Work required
Repeat the records below exactly.

Given data
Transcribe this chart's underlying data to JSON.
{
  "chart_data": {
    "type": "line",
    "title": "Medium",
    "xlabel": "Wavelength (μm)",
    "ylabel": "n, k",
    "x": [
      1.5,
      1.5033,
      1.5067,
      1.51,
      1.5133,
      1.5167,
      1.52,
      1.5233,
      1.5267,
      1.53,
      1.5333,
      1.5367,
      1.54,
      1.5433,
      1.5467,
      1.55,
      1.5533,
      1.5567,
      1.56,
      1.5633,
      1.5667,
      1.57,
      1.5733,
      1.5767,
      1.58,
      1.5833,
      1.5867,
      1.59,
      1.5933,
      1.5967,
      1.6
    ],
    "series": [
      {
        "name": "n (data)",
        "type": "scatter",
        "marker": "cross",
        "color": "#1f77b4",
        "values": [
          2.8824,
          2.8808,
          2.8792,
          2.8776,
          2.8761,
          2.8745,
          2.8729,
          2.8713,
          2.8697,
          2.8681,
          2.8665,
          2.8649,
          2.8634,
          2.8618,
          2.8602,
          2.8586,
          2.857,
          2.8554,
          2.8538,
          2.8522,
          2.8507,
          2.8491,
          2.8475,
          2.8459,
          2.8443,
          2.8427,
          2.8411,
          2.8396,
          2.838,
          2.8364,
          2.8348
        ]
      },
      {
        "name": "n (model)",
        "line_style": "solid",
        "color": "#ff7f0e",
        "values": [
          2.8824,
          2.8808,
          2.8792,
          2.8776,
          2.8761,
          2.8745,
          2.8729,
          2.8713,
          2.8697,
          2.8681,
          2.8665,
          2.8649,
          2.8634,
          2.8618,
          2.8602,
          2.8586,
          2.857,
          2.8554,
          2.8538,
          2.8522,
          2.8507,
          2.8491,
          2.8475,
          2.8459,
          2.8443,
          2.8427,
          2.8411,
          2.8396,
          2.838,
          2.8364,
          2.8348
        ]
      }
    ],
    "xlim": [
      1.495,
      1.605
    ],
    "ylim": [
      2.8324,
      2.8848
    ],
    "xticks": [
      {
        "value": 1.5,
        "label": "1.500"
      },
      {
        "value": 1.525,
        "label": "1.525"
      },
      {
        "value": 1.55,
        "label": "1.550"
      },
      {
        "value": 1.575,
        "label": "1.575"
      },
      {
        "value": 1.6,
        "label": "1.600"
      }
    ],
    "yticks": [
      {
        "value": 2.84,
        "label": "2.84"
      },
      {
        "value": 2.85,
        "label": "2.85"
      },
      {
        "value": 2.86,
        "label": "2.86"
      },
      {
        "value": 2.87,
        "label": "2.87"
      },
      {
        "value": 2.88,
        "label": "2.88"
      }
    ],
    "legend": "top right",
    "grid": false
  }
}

Full output
Transcribe this chart's underlying data to JSON.
{
  "chart_data": {
    "type": "line",
    "title": "Medium",
    "xlabel": "Wavelength (μm)",
    "ylabel": "n, k",
    "x": [
      1.5,
      1.5033,
      1.5067,
      1.51,
      1.5133,
      1.5167,
      1.52,
      1.5233,
      1.5267,
      1.53,
      1.5333,
      1.5367,
      1.54,
      1.5433,
      1.5467,
      1.55,
      1.5533,
      1.5567,
      1.56,
      1.5633,
      1.5667,
      1.57,
      1.5733,
      1.5767,
      1.58,
      1.5833,
      1.5867,
      1.59,
      1.5933,
      1.5967,
      1.6
    ],
    "series": [
      {
        "name": "n (data)",
        "type": "scatter",
        "marker": "cross",
        "color": "#1f77b4",
        "values": [
          2.8824,
          2.8808,
          2.8792,
          2.8776,
          2.8761,
          2.8745,
          2.8729,
          2.8713,
          2.8697,
          2.8681,
          2.8665,
          2.8649,
          2.8634,
          2.8618,
          2.8602,
          2.8586,
          2.857,
          2.8554,
          2.8538,
          2.8522,
          2.8507,
          2.8491,
          2.8475,
          2.8459,
          2.8443,
          2.8427,
          2.8411,
          2.8396,
          2.838,
          2.8364,
          2.8348
        ]
      },
      {
        "name": "n (model)",
        "line_style": "solid",
        "color": "#ff7f0e",
        "values": [
          2.8824,
          2.8808,
          2.8792,
          2.8776,
          2.8761,
          2.8745,
          2.8729,
          2.8713,
          2.8697,
          2.8681,
          2.8665,
          2.8649,
          2.8634,
          2.8618,
          2.8602,
          2.8586,
          2.857,
          2.8554,
          2.8538,
          2.8522,
          2.8507,
          2.8491,
          2.8475,
          2.8459,
          2.8443,
          2.8427,
          2.8411,
          2.8396,
          2.838,
          2.8364,
          2.8348
        ]
      }
    ],
    "xlim": [
      1.495,
      1.605
    ],
    "ylim": [
      2.8324,
      2.8848
    ],
    "xticks": [
      {
        "value": 1.5,
        "label": "1.500"
      },
      {
        "value": 1.525,
        "label": "1.525"
      },
      {
        "value": 1.55,
        "label": "1.550"
      },
      {
        "value": 1.575,
        "label": "1.575"
      },
      {
        "value": 1.6,
        "label": "1.600"
      }
    ],
    "yticks": [
      {
        "value": 2.84,
        "label": "2.84"
      },
      {
        "value": 2.85,
        "label": "2.85"
      },
      {
        "value": 2.86,
        "label": "2.86"
      },
      {
        "value": 2.87,
        "label": "2.87"
      },
      {
        "value": 2.88,
        "label": "2.88"
      }
    ],
    "legend": "top right",
    "grid": false
  }
}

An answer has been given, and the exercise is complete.